[Your objective]: The records below must be copied in full; omit the images.

[Dataset content]:

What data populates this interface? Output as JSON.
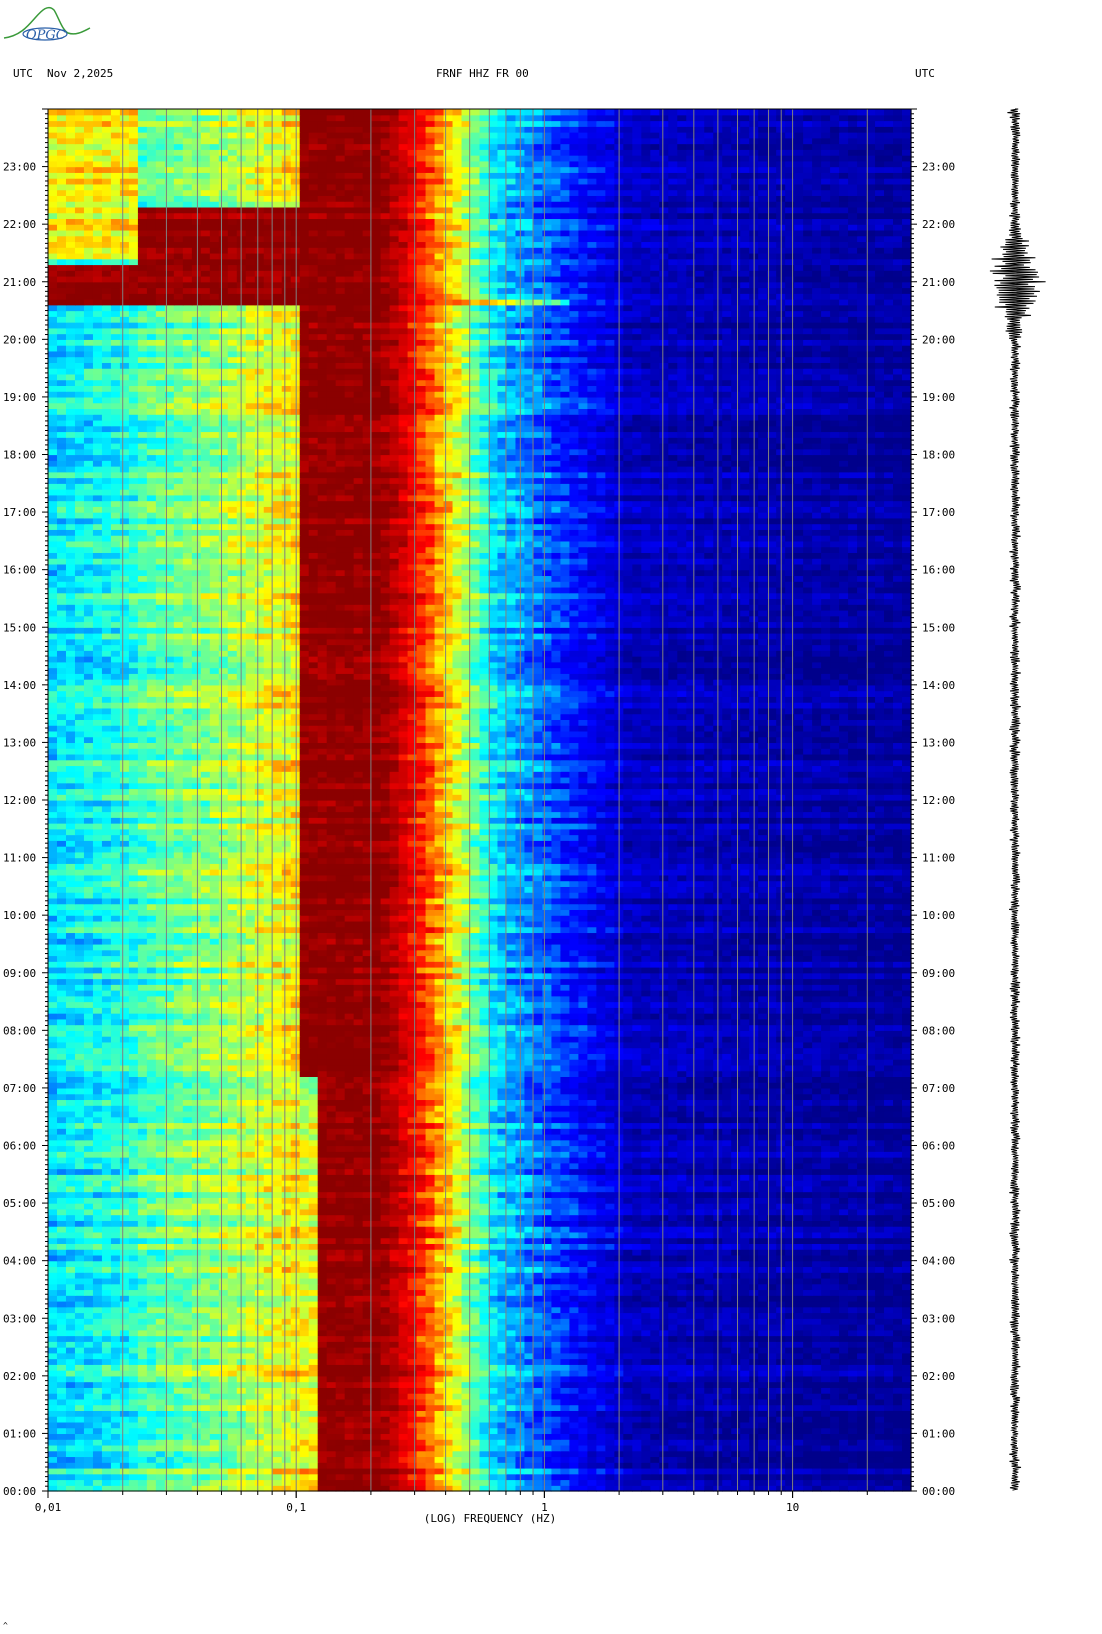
{
  "header": {
    "left_tz": "UTC",
    "date": "Nov 2,2025",
    "station": "FRNF HHZ FR 00",
    "right_tz": "UTC"
  },
  "logo": {
    "text": "OPGC"
  },
  "footer": {
    "mark": "^"
  },
  "chart_data": {
    "type": "heatmap",
    "title": "FRNF HHZ FR 00",
    "xlabel": "(LOG) FREQUENCY (HZ)",
    "ylabel": "",
    "xscale": "log",
    "xlim": [
      0.01,
      30
    ],
    "ylim_hours": [
      0,
      24
    ],
    "x_ticks": [
      "0,01",
      "0,1",
      "1",
      "10"
    ],
    "y_ticks": [
      "00:00",
      "01:00",
      "02:00",
      "03:00",
      "04:00",
      "05:00",
      "06:00",
      "07:00",
      "08:00",
      "09:00",
      "10:00",
      "11:00",
      "12:00",
      "13:00",
      "14:00",
      "15:00",
      "16:00",
      "17:00",
      "18:00",
      "19:00",
      "20:00",
      "21:00",
      "22:00",
      "23:00"
    ],
    "colormap": [
      "#00008b",
      "#0000ff",
      "#00ffff",
      "#ffff00",
      "#ff0000",
      "#8b0000"
    ],
    "grid": true,
    "event": {
      "time_utc": "20:37",
      "max_frequency_hz": 1
    },
    "seismogram": {
      "event_time_utc": "21:00"
    }
  }
}
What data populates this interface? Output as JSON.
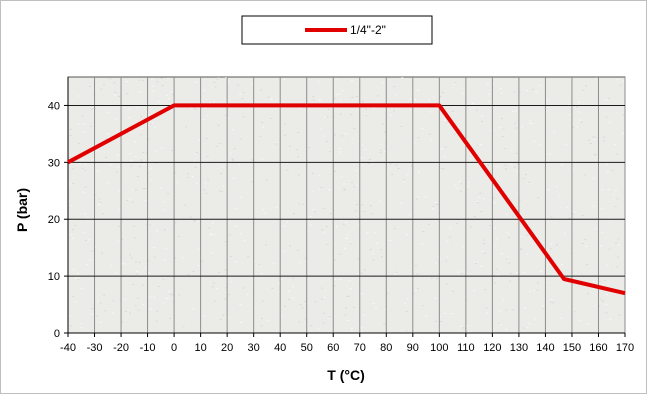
{
  "chart_data": {
    "type": "line",
    "title": "",
    "xlabel": "T (°C)",
    "ylabel": "P (bar)",
    "xlim": [
      -40,
      170
    ],
    "ylim": [
      0,
      45
    ],
    "xticks": [
      -40,
      -30,
      -20,
      -10,
      0,
      10,
      20,
      30,
      40,
      50,
      60,
      70,
      80,
      90,
      100,
      110,
      120,
      130,
      140,
      150,
      160,
      170
    ],
    "yticks": [
      0,
      10,
      20,
      30,
      40
    ],
    "grid": true,
    "legend_position": "top-center",
    "series": [
      {
        "name": "1/4\"-2\"",
        "color": "#e00000",
        "x": [
          -40,
          0,
          100,
          147,
          170
        ],
        "y": [
          30,
          40,
          40,
          9.5,
          7
        ]
      }
    ]
  }
}
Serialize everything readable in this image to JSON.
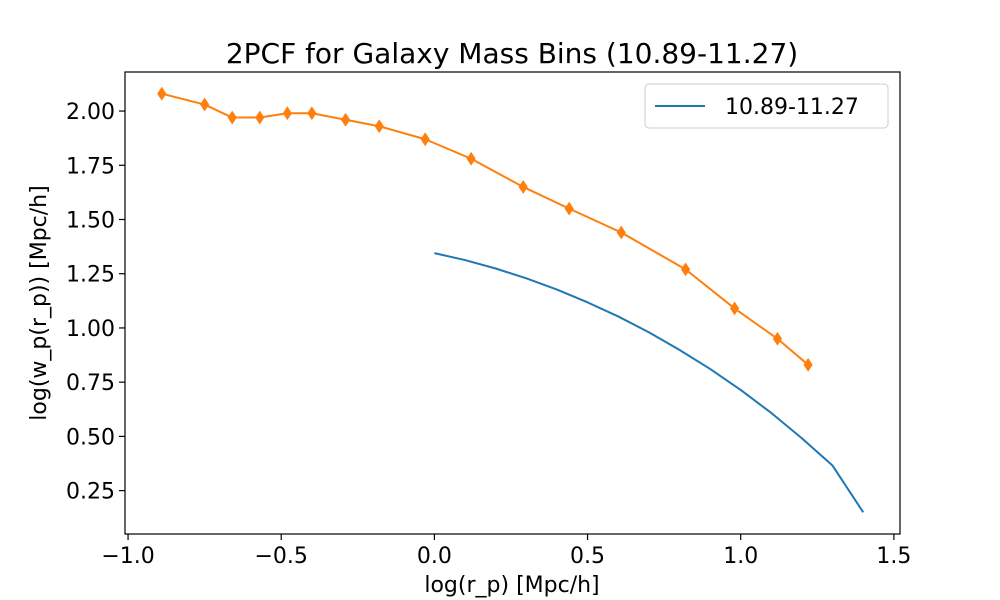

[Correct response]:
What data populates this interface? Output as JSON.
{
  "header": {
    "left_tz": "UTC",
    "date": "Nov 2,2025",
    "station": "FRNF HHZ FR 00",
    "right_tz": "UTC"
  },
  "logo": {
    "text": "OPGC"
  },
  "footer": {
    "mark": "^"
  },
  "chart_data": {
    "type": "heatmap",
    "title": "FRNF HHZ FR 00",
    "xlabel": "(LOG) FREQUENCY (HZ)",
    "ylabel": "",
    "xscale": "log",
    "xlim": [
      0.01,
      30
    ],
    "ylim_hours": [
      0,
      24
    ],
    "x_ticks": [
      "0,01",
      "0,1",
      "1",
      "10"
    ],
    "y_ticks": [
      "00:00",
      "01:00",
      "02:00",
      "03:00",
      "04:00",
      "05:00",
      "06:00",
      "07:00",
      "08:00",
      "09:00",
      "10:00",
      "11:00",
      "12:00",
      "13:00",
      "14:00",
      "15:00",
      "16:00",
      "17:00",
      "18:00",
      "19:00",
      "20:00",
      "21:00",
      "22:00",
      "23:00"
    ],
    "colormap": [
      "#00008b",
      "#0000ff",
      "#00ffff",
      "#ffff00",
      "#ff0000",
      "#8b0000"
    ],
    "grid": true,
    "event": {
      "time_utc": "20:37",
      "max_frequency_hz": 1
    },
    "seismogram": {
      "event_time_utc": "21:00"
    }
  }
}
What data populates this interface? Output as JSON.
{
  "chart_data": {
    "type": "line",
    "title": "",
    "xlabel": "T (°C)",
    "ylabel": "P (bar)",
    "xlim": [
      -40,
      170
    ],
    "ylim": [
      0,
      45
    ],
    "xticks": [
      -40,
      -30,
      -20,
      -10,
      0,
      10,
      20,
      30,
      40,
      50,
      60,
      70,
      80,
      90,
      100,
      110,
      120,
      130,
      140,
      150,
      160,
      170
    ],
    "yticks": [
      0,
      10,
      20,
      30,
      40
    ],
    "grid": true,
    "legend_position": "top-center",
    "series": [
      {
        "name": "1/4\"-2\"",
        "color": "#e00000",
        "x": [
          -40,
          0,
          100,
          147,
          170
        ],
        "y": [
          30,
          40,
          40,
          9.5,
          7
        ]
      }
    ]
  }
}
Serialize everything readable in this image to JSON.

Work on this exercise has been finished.